» **TASK TO COMPLETE**: Wherever a line in the data below holds "will", copy that line.

☆ ☆ ☆

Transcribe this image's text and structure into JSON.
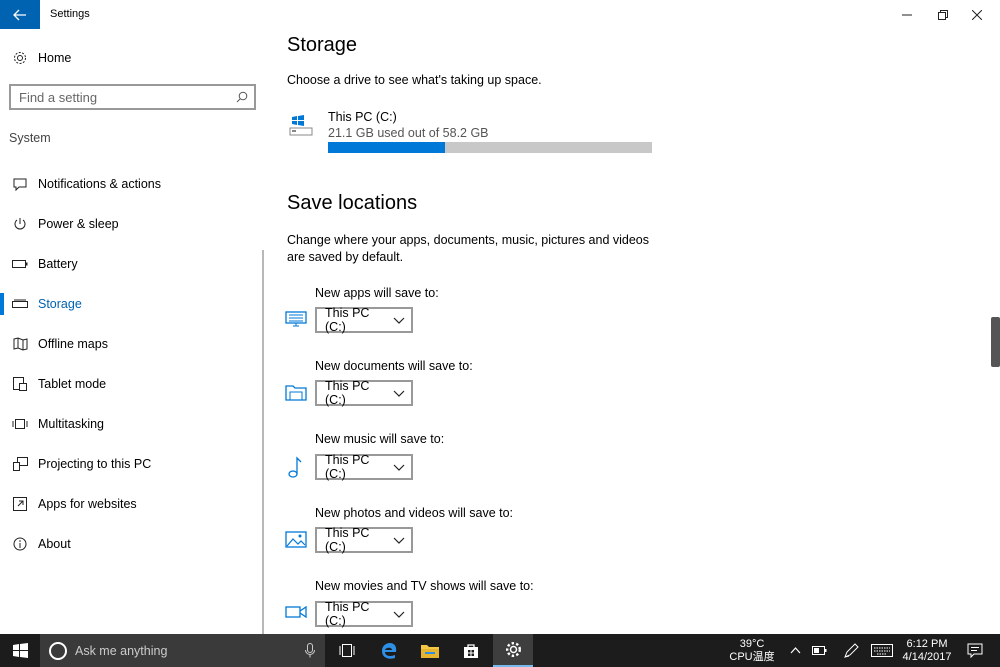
{
  "window": {
    "title": "Settings",
    "back_icon": "back-arrow-icon",
    "controls": [
      "minimize-icon",
      "restore-icon",
      "close-icon"
    ]
  },
  "sidebar": {
    "home_label": "Home",
    "search_placeholder": "Find a setting",
    "section_label": "System",
    "items": [
      {
        "label": "Notifications & actions",
        "icon": "notification-icon"
      },
      {
        "label": "Power & sleep",
        "icon": "power-icon"
      },
      {
        "label": "Battery",
        "icon": "battery-icon"
      },
      {
        "label": "Storage",
        "icon": "storage-icon",
        "active": true
      },
      {
        "label": "Offline maps",
        "icon": "map-icon"
      },
      {
        "label": "Tablet mode",
        "icon": "tablet-icon"
      },
      {
        "label": "Multitasking",
        "icon": "multitasking-icon"
      },
      {
        "label": "Projecting to this PC",
        "icon": "projecting-icon"
      },
      {
        "label": "Apps for websites",
        "icon": "apps-websites-icon"
      },
      {
        "label": "About",
        "icon": "info-icon"
      }
    ],
    "accent_color": "#0078d7"
  },
  "storage": {
    "title": "Storage",
    "description": "Choose a drive to see what's taking up space.",
    "drive": {
      "name": "This PC (C:)",
      "usage_text": "21.1 GB used out of 58.2 GB",
      "used_gb": 21.1,
      "total_gb": 58.2
    }
  },
  "save_locations": {
    "title": "Save locations",
    "description": "Change where your apps, documents, music, pictures and videos are saved by default.",
    "items": [
      {
        "label": "New apps will save to:",
        "value": "This PC (C:)",
        "icon": "monitor-icon"
      },
      {
        "label": "New documents will save to:",
        "value": "This PC (C:)",
        "icon": "folder-icon"
      },
      {
        "label": "New music will save to:",
        "value": "This PC (C:)",
        "icon": "music-note-icon"
      },
      {
        "label": "New photos and videos will save to:",
        "value": "This PC (C:)",
        "icon": "photo-icon"
      },
      {
        "label": "New movies and TV shows will save to:",
        "value": "This PC (C:)",
        "icon": "video-camera-icon"
      }
    ]
  },
  "taskbar": {
    "search_placeholder": "Ask me anything",
    "temperature": "39°C",
    "temperature_label": "CPU温度",
    "time": "6:12 PM",
    "date": "4/14/2017",
    "colors": {
      "background": "#1c1c1c",
      "search_box": "#3a3a3a"
    }
  }
}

☆ ☆ ☆

» **PROBLEM SOLUTION**:
        "label": "New apps will save to:",
        "label": "New documents will save to:",
        "label": "New music will save to:",
        "label": "New photos and videos will save to:",
        "label": "New movies and TV shows will save to:",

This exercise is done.